(WHAT THE TASK REQUIRES): Output the material below in full, exactly as it is.

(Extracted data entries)
* begin *
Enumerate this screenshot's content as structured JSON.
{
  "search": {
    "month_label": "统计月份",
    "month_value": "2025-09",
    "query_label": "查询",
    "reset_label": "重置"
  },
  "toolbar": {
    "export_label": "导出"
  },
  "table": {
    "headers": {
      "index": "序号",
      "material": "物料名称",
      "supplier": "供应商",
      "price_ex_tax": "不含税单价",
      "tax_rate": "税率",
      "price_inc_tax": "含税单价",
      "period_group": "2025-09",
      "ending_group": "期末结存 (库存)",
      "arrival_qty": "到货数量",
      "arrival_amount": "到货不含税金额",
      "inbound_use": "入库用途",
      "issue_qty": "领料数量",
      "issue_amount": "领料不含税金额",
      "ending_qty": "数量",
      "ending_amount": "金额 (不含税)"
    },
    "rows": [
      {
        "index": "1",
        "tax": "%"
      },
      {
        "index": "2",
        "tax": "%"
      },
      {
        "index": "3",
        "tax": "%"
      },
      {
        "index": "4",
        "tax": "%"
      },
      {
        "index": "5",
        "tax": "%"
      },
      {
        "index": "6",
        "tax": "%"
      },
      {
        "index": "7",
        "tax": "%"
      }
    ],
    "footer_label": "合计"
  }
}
* end *
(REPLY TO THE TASK):
Enumerate this screenshot's content as structured JSON.
{
  "search": {
    "month_label": "统计月份",
    "month_value": "2025-09",
    "query_label": "查询",
    "reset_label": "重置"
  },
  "toolbar": {
    "export_label": "导出"
  },
  "table": {
    "headers": {
      "index": "序号",
      "material": "物料名称",
      "supplier": "供应商",
      "price_ex_tax": "不含税单价",
      "tax_rate": "税率",
      "price_inc_tax": "含税单价",
      "period_group": "2025-09",
      "ending_group": "期末结存 (库存)",
      "arrival_qty": "到货数量",
      "arrival_amount": "到货不含税金额",
      "inbound_use": "入库用途",
      "issue_qty": "领料数量",
      "issue_amount": "领料不含税金额",
      "ending_qty": "数量",
      "ending_amount": "金额 (不含税)"
    },
    "rows": [
      {
        "index": "1",
        "tax": "%"
      },
      {
        "index": "2",
        "tax": "%"
      },
      {
        "index": "3",
        "tax": "%"
      },
      {
        "index": "4",
        "tax": "%"
      },
      {
        "index": "5",
        "tax": "%"
      },
      {
        "index": "6",
        "tax": "%"
      },
      {
        "index": "7",
        "tax": "%"
      }
    ],
    "footer_label": "合计"
  }
}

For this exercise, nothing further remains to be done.